>> Begin Available records
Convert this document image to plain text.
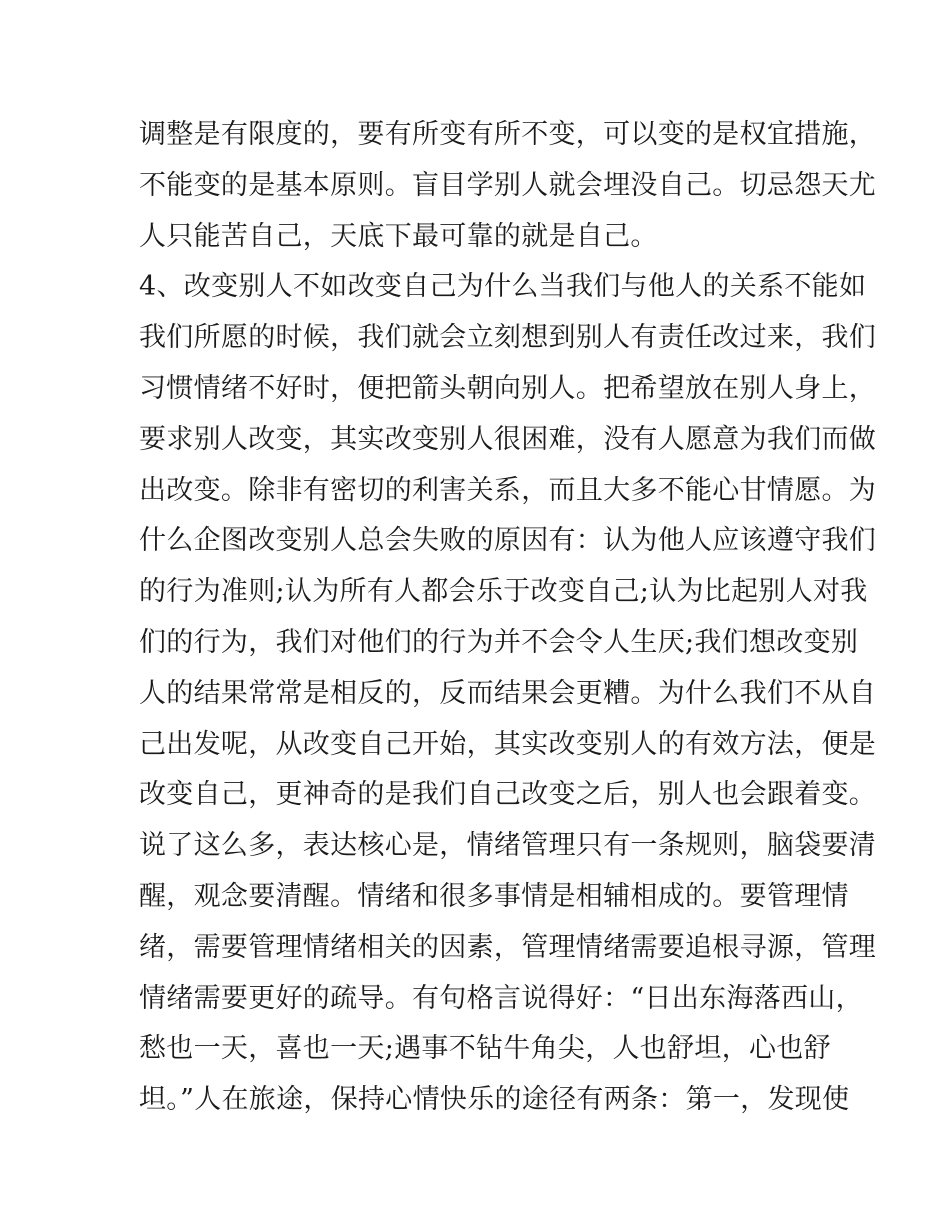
调整是有限度的，要有所变有所不变，可以变的是权宜措施，
不能变的是基本原则。盲目学别人就会埋没自己。切忌怨天尤
人只能苦自己，天底下最可靠的就是自己。
4、改变别人不如改变自己为什么当我们与他人的关系不能如
我们所愿的时候，我们就会立刻想到别人有责任改过来，我们
习惯情绪不好时，便把箭头朝向别人。把希望放在别人身上，
要求别人改变，其实改变别人很困难，没有人愿意为我们而做
出改变。除非有密切的利害关系，而且大多不能心甘情愿。为
什么企图改变别人总会失败的原因有：认为他人应该遵守我们
的行为准则;认为所有人都会乐于改变自己;认为比起别人对我
们的行为，我们对他们的行为并不会令人生厌;我们想改变别
人的结果常常是相反的，反而结果会更糟。为什么我们不从自
己出发呢，从改变自己开始，其实改变别人的有效方法，便是
改变自己，更神奇的是我们自己改变之后，别人也会跟着变。
说了这么多，表达核心是，情绪管理只有一条规则，脑袋要清
醒，观念要清醒。情绪和很多事情是相辅相成的。要管理情
绪，需要管理情绪相关的因素，管理情绪需要追根寻源，管理
情绪需要更好的疏导。有句格言说得好：“日出东海落西山，
愁也一天，喜也一天;遇事不钻牛角尖，人也舒坦，心也舒
坦。”人在旅途，保持心情快乐的途径有两条：第一，发现使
>> End Available records
> _Instructions for the task_
Reproduce the whole listing exactly, but not the images in it.

> _Exercise output_
Convert this document image to plain text.
调整是有限度的，要有所变有所不变，可以变的是权宜措施，
不能变的是基本原则。盲目学别人就会埋没自己。切忌怨天尤
人只能苦自己，天底下最可靠的就是自己。
4、改变别人不如改变自己为什么当我们与他人的关系不能如
我们所愿的时候，我们就会立刻想到别人有责任改过来，我们
习惯情绪不好时，便把箭头朝向别人。把希望放在别人身上，
要求别人改变，其实改变别人很困难，没有人愿意为我们而做
出改变。除非有密切的利害关系，而且大多不能心甘情愿。为
什么企图改变别人总会失败的原因有：认为他人应该遵守我们
的行为准则;认为所有人都会乐于改变自己;认为比起别人对我
们的行为，我们对他们的行为并不会令人生厌;我们想改变别
人的结果常常是相反的，反而结果会更糟。为什么我们不从自
己出发呢，从改变自己开始，其实改变别人的有效方法，便是
改变自己，更神奇的是我们自己改变之后，别人也会跟着变。
说了这么多，表达核心是，情绪管理只有一条规则，脑袋要清
醒，观念要清醒。情绪和很多事情是相辅相成的。要管理情
绪，需要管理情绪相关的因素，管理情绪需要追根寻源，管理
情绪需要更好的疏导。有句格言说得好：“日出东海落西山，
愁也一天，喜也一天;遇事不钻牛角尖，人也舒坦，心也舒
坦。”人在旅途，保持心情快乐的途径有两条：第一，发现使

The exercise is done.